*Working data*.
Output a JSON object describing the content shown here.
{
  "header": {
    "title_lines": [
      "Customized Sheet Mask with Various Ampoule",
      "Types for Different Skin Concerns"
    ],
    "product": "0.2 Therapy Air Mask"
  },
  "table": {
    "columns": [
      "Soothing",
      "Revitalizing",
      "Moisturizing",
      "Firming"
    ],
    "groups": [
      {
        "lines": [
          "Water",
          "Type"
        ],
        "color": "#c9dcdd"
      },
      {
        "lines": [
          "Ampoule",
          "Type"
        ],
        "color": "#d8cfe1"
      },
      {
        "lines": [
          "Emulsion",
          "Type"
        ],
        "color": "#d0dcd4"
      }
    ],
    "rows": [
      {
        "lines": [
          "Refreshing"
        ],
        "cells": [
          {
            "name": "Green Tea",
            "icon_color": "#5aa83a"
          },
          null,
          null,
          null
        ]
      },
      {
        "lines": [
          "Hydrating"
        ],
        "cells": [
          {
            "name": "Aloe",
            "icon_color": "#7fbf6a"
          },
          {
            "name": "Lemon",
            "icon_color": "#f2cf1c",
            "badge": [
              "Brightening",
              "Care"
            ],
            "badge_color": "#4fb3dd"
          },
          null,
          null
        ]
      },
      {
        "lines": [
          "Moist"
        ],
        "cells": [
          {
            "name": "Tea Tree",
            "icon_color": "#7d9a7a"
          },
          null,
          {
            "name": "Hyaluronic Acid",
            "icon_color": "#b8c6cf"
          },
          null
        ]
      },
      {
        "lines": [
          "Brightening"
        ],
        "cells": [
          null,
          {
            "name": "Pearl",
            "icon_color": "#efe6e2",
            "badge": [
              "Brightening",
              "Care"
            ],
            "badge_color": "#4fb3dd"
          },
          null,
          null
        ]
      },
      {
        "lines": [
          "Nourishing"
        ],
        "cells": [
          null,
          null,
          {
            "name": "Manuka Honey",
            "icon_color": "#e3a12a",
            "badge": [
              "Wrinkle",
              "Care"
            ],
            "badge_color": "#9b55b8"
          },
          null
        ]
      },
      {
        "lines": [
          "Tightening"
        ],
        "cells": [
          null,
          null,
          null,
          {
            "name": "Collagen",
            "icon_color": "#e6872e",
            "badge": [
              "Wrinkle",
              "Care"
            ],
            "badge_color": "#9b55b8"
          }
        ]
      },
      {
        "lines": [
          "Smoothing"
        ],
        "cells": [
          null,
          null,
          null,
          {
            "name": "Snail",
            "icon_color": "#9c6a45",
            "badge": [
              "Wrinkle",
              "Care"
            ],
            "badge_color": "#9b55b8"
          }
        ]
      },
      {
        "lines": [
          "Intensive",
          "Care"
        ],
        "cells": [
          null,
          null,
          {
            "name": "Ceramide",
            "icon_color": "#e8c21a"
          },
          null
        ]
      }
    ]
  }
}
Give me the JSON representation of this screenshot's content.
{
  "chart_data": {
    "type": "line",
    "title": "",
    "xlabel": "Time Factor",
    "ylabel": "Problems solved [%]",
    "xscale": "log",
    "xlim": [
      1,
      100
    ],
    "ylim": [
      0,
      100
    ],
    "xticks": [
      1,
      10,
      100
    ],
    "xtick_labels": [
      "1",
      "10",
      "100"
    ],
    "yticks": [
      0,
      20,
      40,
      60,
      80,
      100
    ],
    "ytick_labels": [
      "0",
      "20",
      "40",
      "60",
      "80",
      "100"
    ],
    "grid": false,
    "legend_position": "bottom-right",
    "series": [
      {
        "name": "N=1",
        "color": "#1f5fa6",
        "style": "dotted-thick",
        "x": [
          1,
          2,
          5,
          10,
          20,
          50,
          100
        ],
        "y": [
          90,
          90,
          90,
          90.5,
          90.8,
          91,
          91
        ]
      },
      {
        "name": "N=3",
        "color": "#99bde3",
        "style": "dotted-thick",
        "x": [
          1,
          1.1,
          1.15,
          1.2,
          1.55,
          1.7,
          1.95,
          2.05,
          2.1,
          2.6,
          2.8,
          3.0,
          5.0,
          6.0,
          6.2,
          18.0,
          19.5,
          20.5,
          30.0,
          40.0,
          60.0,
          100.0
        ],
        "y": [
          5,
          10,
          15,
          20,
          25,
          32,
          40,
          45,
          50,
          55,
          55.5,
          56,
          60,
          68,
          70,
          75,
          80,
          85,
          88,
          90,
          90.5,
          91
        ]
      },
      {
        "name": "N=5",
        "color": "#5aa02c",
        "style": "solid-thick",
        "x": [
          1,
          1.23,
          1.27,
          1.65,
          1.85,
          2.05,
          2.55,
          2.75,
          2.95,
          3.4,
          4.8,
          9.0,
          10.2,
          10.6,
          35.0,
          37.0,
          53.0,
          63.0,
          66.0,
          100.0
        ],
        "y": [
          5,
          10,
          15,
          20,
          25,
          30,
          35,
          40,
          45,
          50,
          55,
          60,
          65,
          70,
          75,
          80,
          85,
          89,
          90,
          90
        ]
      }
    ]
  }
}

*Exercise description*.
All of the data must be returned exactly.

*Completed exercise*.
Output a JSON object describing the content shown here.
{
  "header": {
    "title_lines": [
      "Customized Sheet Mask with Various Ampoule",
      "Types for Different Skin Concerns"
    ],
    "product": "0.2 Therapy Air Mask"
  },
  "table": {
    "columns": [
      "Soothing",
      "Revitalizing",
      "Moisturizing",
      "Firming"
    ],
    "groups": [
      {
        "lines": [
          "Water",
          "Type"
        ],
        "color": "#c9dcdd"
      },
      {
        "lines": [
          "Ampoule",
          "Type"
        ],
        "color": "#d8cfe1"
      },
      {
        "lines": [
          "Emulsion",
          "Type"
        ],
        "color": "#d0dcd4"
      }
    ],
    "rows": [
      {
        "lines": [
          "Refreshing"
        ],
        "cells": [
          {
            "name": "Green Tea",
            "icon_color": "#5aa83a"
          },
          null,
          null,
          null
        ]
      },
      {
        "lines": [
          "Hydrating"
        ],
        "cells": [
          {
            "name": "Aloe",
            "icon_color": "#7fbf6a"
          },
          {
            "name": "Lemon",
            "icon_color": "#f2cf1c",
            "badge": [
              "Brightening",
              "Care"
            ],
            "badge_color": "#4fb3dd"
          },
          null,
          null
        ]
      },
      {
        "lines": [
          "Moist"
        ],
        "cells": [
          {
            "name": "Tea Tree",
            "icon_color": "#7d9a7a"
          },
          null,
          {
            "name": "Hyaluronic Acid",
            "icon_color": "#b8c6cf"
          },
          null
        ]
      },
      {
        "lines": [
          "Brightening"
        ],
        "cells": [
          null,
          {
            "name": "Pearl",
            "icon_color": "#efe6e2",
            "badge": [
              "Brightening",
              "Care"
            ],
            "badge_color": "#4fb3dd"
          },
          null,
          null
        ]
      },
      {
        "lines": [
          "Nourishing"
        ],
        "cells": [
          null,
          null,
          {
            "name": "Manuka Honey",
            "icon_color": "#e3a12a",
            "badge": [
              "Wrinkle",
              "Care"
            ],
            "badge_color": "#9b55b8"
          },
          null
        ]
      },
      {
        "lines": [
          "Tightening"
        ],
        "cells": [
          null,
          null,
          null,
          {
            "name": "Collagen",
            "icon_color": "#e6872e",
            "badge": [
              "Wrinkle",
              "Care"
            ],
            "badge_color": "#9b55b8"
          }
        ]
      },
      {
        "lines": [
          "Smoothing"
        ],
        "cells": [
          null,
          null,
          null,
          {
            "name": "Snail",
            "icon_color": "#9c6a45",
            "badge": [
              "Wrinkle",
              "Care"
            ],
            "badge_color": "#9b55b8"
          }
        ]
      },
      {
        "lines": [
          "Intensive",
          "Care"
        ],
        "cells": [
          null,
          null,
          {
            "name": "Ceramide",
            "icon_color": "#e8c21a"
          },
          null
        ]
      }
    ]
  }
}
Give me the JSON representation of this screenshot's content.
{
  "chart_data": {
    "type": "line",
    "title": "",
    "xlabel": "Time Factor",
    "ylabel": "Problems solved [%]",
    "xscale": "log",
    "xlim": [
      1,
      100
    ],
    "ylim": [
      0,
      100
    ],
    "xticks": [
      1,
      10,
      100
    ],
    "xtick_labels": [
      "1",
      "10",
      "100"
    ],
    "yticks": [
      0,
      20,
      40,
      60,
      80,
      100
    ],
    "ytick_labels": [
      "0",
      "20",
      "40",
      "60",
      "80",
      "100"
    ],
    "grid": false,
    "legend_position": "bottom-right",
    "series": [
      {
        "name": "N=1",
        "color": "#1f5fa6",
        "style": "dotted-thick",
        "x": [
          1,
          2,
          5,
          10,
          20,
          50,
          100
        ],
        "y": [
          90,
          90,
          90,
          90.5,
          90.8,
          91,
          91
        ]
      },
      {
        "name": "N=3",
        "color": "#99bde3",
        "style": "dotted-thick",
        "x": [
          1,
          1.1,
          1.15,
          1.2,
          1.55,
          1.7,
          1.95,
          2.05,
          2.1,
          2.6,
          2.8,
          3.0,
          5.0,
          6.0,
          6.2,
          18.0,
          19.5,
          20.5,
          30.0,
          40.0,
          60.0,
          100.0
        ],
        "y": [
          5,
          10,
          15,
          20,
          25,
          32,
          40,
          45,
          50,
          55,
          55.5,
          56,
          60,
          68,
          70,
          75,
          80,
          85,
          88,
          90,
          90.5,
          91
        ]
      },
      {
        "name": "N=5",
        "color": "#5aa02c",
        "style": "solid-thick",
        "x": [
          1,
          1.23,
          1.27,
          1.65,
          1.85,
          2.05,
          2.55,
          2.75,
          2.95,
          3.4,
          4.8,
          9.0,
          10.2,
          10.6,
          35.0,
          37.0,
          53.0,
          63.0,
          66.0,
          100.0
        ],
        "y": [
          5,
          10,
          15,
          20,
          25,
          30,
          35,
          40,
          45,
          50,
          55,
          60,
          65,
          70,
          75,
          80,
          85,
          89,
          90,
          90
        ]
      }
    ]
  }
}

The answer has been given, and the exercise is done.